Exercise. Every line below that contains "RODRÍGUEZ" is to be copied.

Information provided.

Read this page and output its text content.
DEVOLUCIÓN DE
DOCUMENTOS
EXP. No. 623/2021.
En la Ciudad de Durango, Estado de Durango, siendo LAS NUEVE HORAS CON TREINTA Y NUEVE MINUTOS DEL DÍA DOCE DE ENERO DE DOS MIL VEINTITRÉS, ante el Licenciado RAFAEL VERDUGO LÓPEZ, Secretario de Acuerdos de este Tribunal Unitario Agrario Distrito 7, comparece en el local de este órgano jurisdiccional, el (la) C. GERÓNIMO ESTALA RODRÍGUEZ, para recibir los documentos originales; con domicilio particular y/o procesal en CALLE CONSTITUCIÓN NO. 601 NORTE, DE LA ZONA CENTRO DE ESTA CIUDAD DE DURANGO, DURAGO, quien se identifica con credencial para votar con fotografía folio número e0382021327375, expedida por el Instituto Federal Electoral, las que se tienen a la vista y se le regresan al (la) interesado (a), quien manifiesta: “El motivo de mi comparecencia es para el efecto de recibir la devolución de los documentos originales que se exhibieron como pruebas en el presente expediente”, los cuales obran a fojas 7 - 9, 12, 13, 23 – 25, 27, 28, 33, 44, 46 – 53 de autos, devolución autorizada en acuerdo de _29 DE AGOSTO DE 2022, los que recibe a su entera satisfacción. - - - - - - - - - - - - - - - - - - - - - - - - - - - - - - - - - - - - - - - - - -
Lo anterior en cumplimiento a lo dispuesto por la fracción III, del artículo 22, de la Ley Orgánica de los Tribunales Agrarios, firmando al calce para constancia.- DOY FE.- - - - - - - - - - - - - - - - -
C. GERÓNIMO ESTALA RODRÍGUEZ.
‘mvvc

Answer.
En la Ciudad de Durango, Estado de Durango, siendo LAS NUEVE HORAS CON TREINTA Y NUEVE MINUTOS DEL DÍA DOCE DE ENERO DE DOS MIL VEINTITRÉS, ante el Licenciado RAFAEL VERDUGO LÓPEZ, Secretario de Acuerdos de este Tribunal Unitario Agrario Distrito 7, comparece en el local de este órgano jurisdiccional, el (la) C. GERÓNIMO ESTALA RODRÍGUEZ, para recibir los documentos originales; con domicilio particular y/o procesal en CALLE CONSTITUCIÓN NO. 601 NORTE, DE LA ZONA CENTRO DE ESTA CIUDAD DE DURANGO, DURAGO, quien se identifica con credencial para votar con fotografía folio número e0382021327375, expedida por el Instituto Federal Electoral, las que se tienen a la vista y se le regresan al (la) interesado (a), quien manifiesta: “El motivo de mi comparecencia es para el efecto de recibir la devolución de los documentos originales que se exhibieron como pruebas en el presente expediente”, los cuales obran a fojas 7 - 9, 12, 13, 23 – 25, 27, 28, 33, 44, 46 – 53 de autos, devolución autorizada en acuerdo de _29 DE AGOSTO DE 2022, los que recibe a su entera satisfacción. - - - - - - - - - - - - - - - - - - - - - - - - - - - - - - - - - - - - - - - - - -
C. GERÓNIMO ESTALA RODRÍGUEZ.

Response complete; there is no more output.